:: Extracted information ::
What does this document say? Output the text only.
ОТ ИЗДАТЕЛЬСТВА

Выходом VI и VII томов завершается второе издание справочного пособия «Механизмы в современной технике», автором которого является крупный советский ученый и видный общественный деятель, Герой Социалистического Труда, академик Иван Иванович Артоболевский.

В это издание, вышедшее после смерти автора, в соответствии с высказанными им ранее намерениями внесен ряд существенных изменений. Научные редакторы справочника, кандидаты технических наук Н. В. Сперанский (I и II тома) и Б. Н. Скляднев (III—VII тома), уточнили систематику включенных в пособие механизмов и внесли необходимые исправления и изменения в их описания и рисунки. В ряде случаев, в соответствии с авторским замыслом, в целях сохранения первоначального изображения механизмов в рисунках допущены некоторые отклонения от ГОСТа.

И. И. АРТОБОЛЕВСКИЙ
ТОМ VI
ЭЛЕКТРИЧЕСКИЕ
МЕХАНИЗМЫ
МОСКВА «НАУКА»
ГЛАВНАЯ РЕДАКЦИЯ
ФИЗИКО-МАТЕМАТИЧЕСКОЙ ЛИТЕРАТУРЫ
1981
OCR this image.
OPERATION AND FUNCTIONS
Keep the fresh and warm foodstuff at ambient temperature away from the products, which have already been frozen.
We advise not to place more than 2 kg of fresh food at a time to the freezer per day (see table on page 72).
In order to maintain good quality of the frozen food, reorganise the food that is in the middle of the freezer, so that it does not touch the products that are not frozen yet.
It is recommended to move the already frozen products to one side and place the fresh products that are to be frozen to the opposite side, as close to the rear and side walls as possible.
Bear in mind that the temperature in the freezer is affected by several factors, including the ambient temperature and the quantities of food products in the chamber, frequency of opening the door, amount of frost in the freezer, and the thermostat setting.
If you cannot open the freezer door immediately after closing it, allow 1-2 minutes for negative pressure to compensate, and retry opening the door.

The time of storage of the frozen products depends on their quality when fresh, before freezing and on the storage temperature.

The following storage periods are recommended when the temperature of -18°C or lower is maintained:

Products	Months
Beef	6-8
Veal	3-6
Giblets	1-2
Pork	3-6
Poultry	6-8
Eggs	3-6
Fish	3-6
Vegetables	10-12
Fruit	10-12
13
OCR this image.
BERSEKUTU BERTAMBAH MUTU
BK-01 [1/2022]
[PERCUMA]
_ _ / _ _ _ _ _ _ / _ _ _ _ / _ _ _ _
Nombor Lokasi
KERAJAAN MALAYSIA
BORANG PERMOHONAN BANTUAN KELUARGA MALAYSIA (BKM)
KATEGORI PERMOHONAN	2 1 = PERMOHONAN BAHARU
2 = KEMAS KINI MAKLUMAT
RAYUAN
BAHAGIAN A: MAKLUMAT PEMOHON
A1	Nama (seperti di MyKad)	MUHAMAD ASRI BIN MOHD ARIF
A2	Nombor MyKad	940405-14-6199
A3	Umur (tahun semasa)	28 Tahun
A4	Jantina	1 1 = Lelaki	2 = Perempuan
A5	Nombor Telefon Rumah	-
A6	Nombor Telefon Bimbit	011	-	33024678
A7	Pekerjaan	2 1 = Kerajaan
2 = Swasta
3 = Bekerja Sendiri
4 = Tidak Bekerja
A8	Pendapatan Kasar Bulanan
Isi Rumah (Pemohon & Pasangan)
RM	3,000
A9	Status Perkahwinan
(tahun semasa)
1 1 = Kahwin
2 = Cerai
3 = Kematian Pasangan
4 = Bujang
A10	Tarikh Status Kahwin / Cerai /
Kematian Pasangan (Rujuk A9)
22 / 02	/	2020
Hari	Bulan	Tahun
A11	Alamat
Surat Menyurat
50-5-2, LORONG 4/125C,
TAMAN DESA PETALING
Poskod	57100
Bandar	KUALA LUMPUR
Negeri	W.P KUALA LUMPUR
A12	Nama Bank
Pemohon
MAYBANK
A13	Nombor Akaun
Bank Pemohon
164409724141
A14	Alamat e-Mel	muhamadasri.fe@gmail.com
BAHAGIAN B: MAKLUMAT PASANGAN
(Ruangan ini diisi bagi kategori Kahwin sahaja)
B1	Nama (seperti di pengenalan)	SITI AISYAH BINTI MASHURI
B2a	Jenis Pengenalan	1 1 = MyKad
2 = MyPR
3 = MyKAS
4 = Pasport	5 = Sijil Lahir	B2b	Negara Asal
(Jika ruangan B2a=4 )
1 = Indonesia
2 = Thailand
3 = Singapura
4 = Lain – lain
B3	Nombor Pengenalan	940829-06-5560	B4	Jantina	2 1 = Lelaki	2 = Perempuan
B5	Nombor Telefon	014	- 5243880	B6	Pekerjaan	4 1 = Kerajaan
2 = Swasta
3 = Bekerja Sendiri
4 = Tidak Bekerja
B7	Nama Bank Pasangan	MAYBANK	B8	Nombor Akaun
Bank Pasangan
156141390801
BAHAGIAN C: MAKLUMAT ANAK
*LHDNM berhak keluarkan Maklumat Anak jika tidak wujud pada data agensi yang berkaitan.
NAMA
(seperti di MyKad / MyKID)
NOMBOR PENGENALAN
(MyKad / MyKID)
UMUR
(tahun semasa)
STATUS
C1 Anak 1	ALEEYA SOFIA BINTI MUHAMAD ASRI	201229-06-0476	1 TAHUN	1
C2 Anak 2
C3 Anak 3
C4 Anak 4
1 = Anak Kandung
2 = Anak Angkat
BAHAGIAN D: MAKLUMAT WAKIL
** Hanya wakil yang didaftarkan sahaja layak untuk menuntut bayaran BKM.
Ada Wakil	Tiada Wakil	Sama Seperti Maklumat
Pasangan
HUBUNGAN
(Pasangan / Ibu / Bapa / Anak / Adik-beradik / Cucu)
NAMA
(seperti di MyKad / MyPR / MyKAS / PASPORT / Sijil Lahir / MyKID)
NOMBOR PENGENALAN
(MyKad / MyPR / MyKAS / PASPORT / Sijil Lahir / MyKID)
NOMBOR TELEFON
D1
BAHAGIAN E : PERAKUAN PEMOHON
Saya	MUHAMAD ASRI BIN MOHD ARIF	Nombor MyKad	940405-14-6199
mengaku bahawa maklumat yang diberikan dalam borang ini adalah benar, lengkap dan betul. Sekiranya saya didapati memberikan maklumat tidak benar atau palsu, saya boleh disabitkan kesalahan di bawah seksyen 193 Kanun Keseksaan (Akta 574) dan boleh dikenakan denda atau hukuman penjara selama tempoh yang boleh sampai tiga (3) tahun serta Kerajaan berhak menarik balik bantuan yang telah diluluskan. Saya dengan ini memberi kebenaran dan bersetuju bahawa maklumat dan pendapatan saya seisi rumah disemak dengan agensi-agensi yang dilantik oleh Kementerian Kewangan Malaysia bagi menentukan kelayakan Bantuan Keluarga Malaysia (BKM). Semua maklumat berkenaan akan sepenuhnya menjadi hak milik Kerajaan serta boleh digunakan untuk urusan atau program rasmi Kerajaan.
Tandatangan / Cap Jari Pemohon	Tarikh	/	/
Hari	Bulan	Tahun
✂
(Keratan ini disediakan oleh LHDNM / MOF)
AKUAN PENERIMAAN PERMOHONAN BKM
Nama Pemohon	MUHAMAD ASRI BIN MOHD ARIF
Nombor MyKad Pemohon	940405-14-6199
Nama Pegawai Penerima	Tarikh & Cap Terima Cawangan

:: Task description ::
Where does the word "Sijil" appear? Return each line that holds it.

:: Solution for this task ::
4 = Pasport	5 = Sijil Lahir	B2b	Negara Asal
(seperti di MyKad / MyPR / MyKAS / PASPORT / Sijil Lahir / MyKID)
(MyKad / MyPR / MyKAS / PASPORT / Sijil Lahir / MyKID)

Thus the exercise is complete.